== Exercise material ==

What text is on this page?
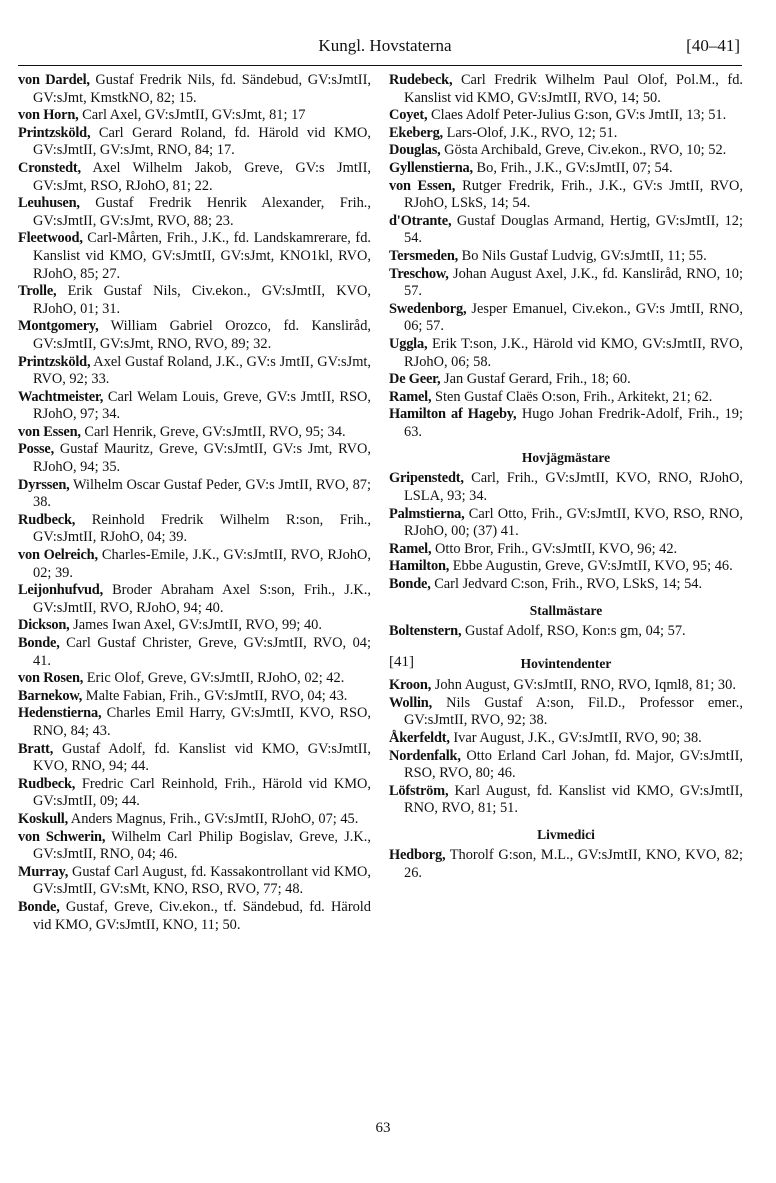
Kungl. Hovstaterna	[40–41]
von Dardel, Gustaf Fredrik Nils, fd. Sändebud, GV:sJmtII, GV:sJmt, KmstkNO, 82; 15.
von Horn, Carl Axel, GV:sJmtII, GV:sJmt, 81; 17
Printzsköld, Carl Gerard Roland, fd. Härold vid KMO, GV:sJmtII, GV:sJmt, RNO, 84; 17.
Cronstedt, Axel Wilhelm Jakob, Greve, GV:s JmtII, GV:sJmt, RSO, RJohO, 81; 22.
Leuhusen, Gustaf Fredrik Henrik Alexander, Frih., GV:sJmtII, GV:sJmt, RVO, 88; 23.
Fleetwood, Carl-Mårten, Frih., J.K., fd. Landskamrerare, fd. Kanslist vid KMO, GV:sJmtII, GV:sJmt, KNO1kl, RVO, RJohO, 85; 27.
Trolle, Erik Gustaf Nils, Civ.ekon., GV:sJmtII, KVO, RJohO, 01; 31.
Montgomery, William Gabriel Orozco, fd. Kansliråd, GV:sJmtII, GV:sJmt, RNO, RVO, 89; 32.
Printzsköld, Axel Gustaf Roland, J.K., GV:s JmtII, GV:sJmt, RVO, 92; 33.
Wachtmeister, Carl Welam Louis, Greve, GV:s JmtII, RSO, RJohO, 97; 34.
von Essen, Carl Henrik, Greve, GV:sJmtII, RVO, 95; 34.
Posse, Gustaf Mauritz, Greve, GV:sJmtII, GV:s Jmt, RVO, RJohO, 94; 35.
Dyrssen, Wilhelm Oscar Gustaf Peder, GV:s JmtII, RVO, 87; 38.
Rudbeck, Reinhold Fredrik Wilhelm R:son, Frih., GV:sJmtII, RJohO, 04; 39.
von Oelreich, Charles-Emile, J.K., GV:sJmtII, RVO, RJohO, 02; 39.
Leijonhufvud, Broder Abraham Axel S:son, Frih., J.K., GV:sJmtII, RVO, RJohO, 94; 40.
Dickson, James Iwan Axel, GV:sJmtII, RVO, 99; 40.
Bonde, Carl Gustaf Christer, Greve, GV:sJmtII, RVO, 04; 41.
von Rosen, Eric Olof, Greve, GV:sJmtII, RJohO, 02; 42.
Barnekow, Malte Fabian, Frih., GV:sJmtII, RVO, 04; 43.
Hedenstierna, Charles Emil Harry, GV:sJmtII, KVO, RSO, RNO, 84; 43.
Bratt, Gustaf Adolf, fd. Kanslist vid KMO, GV:sJmtII, KVO, RNO, 94; 44.
Rudbeck, Fredric Carl Reinhold, Frih., Härold vid KMO, GV:sJmtII, 09; 44.
Koskull, Anders Magnus, Frih., GV:sJmtII, RJohO, 07; 45.
von Schwerin, Wilhelm Carl Philip Bogislav, Greve, J.K., GV:sJmtII, RNO, 04; 46.
Murray, Gustaf Carl August, fd. Kassakontrollant vid KMO, GV:sJmtII, GV:sMt, KNO, RSO, RVO, 77; 48.
Bonde, Gustaf, Greve, Civ.ekon., tf. Sändebud, fd. Härold vid KMO, GV:sJmtII, KNO, 11; 50.
Rudebeck, Carl Fredrik Wilhelm Paul Olof, Pol.M., fd. Kanslist vid KMO, GV:sJmtII, RVO, 14; 50.
Coyet, Claes Adolf Peter-Julius G:son, GV:s JmtII, 13; 51.
Ekeberg, Lars-Olof, J.K., RVO, 12; 51.
Douglas, Gösta Archibald, Greve, Civ.ekon., RVO, 10; 52.
Gyllenstierna, Bo, Frih., J.K., GV:sJmtII, 07; 54.
von Essen, Rutger Fredrik, Frih., J.K., GV:s JmtII, RVO, RJohO, LSkS, 14; 54.
d'Otrante, Gustaf Douglas Armand, Hertig, GV:sJmtII, 12; 54.
Tersmeden, Bo Nils Gustaf Ludvig, GV:sJmtII, 11; 55.
Treschow, Johan August Axel, J.K., fd. Kansliråd, RNO, 10; 57.
Swedenborg, Jesper Emanuel, Civ.ekon., GV:s JmtII, RNO, 06; 57.
Uggla, Erik T:son, J.K., Härold vid KMO, GV:sJmtII, RVO, RJohO, 06; 58.
De Geer, Jan Gustaf Gerard, Frih., 18; 60.
Ramel, Sten Gustaf Claës O:son, Frih., Arkitekt, 21; 62.
Hamilton af Hageby, Hugo Johan Fredrik-Adolf, Frih., 19; 63.
Hovjägmästare
Gripenstedt, Carl, Frih., GV:sJmtII, KVO, RNO, RJohO, LSLA, 93; 34.
Palmstierna, Carl Otto, Frih., GV:sJmtII, KVO, RSO, RNO, RJohO, 00; (37) 41.
Ramel, Otto Bror, Frih., GV:sJmtII, KVO, 96; 42.
Hamilton, Ebbe Augustin, Greve, GV:sJmtII, KVO, 95; 46.
Bonde, Carl Jedvard C:son, Frih., RVO, LSkS, 14; 54.
Stallmästare
Boltenstern, Gustaf Adolf, RSO, Kon:s gm, 04; 57.
[41]	Hovintendenter
Kroon, John August, GV:sJmtII, RNO, RVO, Iqml8, 81; 30.
Wollin, Nils Gustaf A:son, Fil.D., Professor emer., GV:sJmtII, RVO, 92; 38.
Åkerfeldt, Ivar August, J.K., GV:sJmtII, RVO, 90; 38.
Nordenfalk, Otto Erland Carl Johan, fd. Major, GV:sJmtII, RSO, RVO, 80; 46.
Löfström, Karl August, fd. Kanslist vid KMO, GV:sJmtII, RNO, RVO, 81; 51.
Livmedici
Hedborg, Thorolf G:son, M.L., GV:sJmtII, KNO, KVO, 82; 26.
63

===

■ Exercise instructions: Find the word "Adolf" in the entries above and gather every line that holds it.

■ In response:
Bratt, Gustaf Adolf, fd. Kanslist vid KMO, GV:sJmtII, KVO, RNO, 94; 44.
Coyet, Claes Adolf Peter-Julius G:son, GV:s JmtII, 13; 51.
Hamilton af Hageby, Hugo Johan Fredrik-Adolf, Frih., 19; 63.
Boltenstern, Gustaf Adolf, RSO, Kon:s gm, 04; 57.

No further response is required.